begin ENTRIES
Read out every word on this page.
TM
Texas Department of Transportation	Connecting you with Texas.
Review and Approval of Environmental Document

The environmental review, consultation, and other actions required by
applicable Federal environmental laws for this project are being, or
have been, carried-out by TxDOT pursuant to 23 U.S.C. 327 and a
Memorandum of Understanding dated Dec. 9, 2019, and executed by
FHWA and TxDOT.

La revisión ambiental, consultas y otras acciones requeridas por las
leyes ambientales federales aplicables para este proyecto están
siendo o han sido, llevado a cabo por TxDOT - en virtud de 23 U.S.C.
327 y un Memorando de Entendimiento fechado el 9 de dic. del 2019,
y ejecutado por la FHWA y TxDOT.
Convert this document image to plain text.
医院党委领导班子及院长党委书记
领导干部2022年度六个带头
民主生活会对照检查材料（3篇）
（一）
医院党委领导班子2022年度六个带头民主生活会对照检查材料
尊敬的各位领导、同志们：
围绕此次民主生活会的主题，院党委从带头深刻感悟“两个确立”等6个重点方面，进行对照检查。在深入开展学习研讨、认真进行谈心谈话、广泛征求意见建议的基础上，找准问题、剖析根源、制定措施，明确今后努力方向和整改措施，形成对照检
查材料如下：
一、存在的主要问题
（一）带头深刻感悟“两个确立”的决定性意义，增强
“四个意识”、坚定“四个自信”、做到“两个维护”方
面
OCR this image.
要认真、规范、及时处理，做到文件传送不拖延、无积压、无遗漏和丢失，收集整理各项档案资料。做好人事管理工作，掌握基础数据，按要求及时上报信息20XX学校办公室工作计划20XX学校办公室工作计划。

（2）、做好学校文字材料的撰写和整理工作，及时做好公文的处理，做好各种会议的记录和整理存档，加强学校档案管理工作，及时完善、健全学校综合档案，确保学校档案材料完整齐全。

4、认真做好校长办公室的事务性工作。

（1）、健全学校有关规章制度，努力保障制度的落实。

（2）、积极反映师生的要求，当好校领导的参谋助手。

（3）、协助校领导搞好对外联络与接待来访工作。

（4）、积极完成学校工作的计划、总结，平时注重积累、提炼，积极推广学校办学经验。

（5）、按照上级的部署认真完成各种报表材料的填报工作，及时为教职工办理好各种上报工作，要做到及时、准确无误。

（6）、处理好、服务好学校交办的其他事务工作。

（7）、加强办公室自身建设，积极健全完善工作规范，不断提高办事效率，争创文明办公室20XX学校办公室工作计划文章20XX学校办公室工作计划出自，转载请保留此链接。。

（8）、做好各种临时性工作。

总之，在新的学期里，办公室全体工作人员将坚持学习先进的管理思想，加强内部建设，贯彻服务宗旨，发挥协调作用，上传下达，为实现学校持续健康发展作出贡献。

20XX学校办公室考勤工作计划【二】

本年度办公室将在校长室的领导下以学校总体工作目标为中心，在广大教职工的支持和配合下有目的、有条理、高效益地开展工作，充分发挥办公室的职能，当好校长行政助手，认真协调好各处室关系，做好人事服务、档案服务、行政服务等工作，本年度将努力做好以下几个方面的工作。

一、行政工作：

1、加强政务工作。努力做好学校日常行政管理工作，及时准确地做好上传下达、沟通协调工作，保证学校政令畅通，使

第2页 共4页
end ENTRIES
> [CHALLENGE]: Every line that holds the word "两个确立" should be extracted.

> [FINISHED EXERCISE]:
围绕此次民主生活会的主题，院党委从带头深刻感悟“两个确立”等6个重点方面，进行对照检查。在深入开展学习研讨、认真进行谈心谈话、广泛征求意见建议的基础上，找准问题、剖析根源、制定措施，明确今后努力方向和整改措施，形成对照检
（一）带头深刻感悟“两个确立”的决定性意义，增强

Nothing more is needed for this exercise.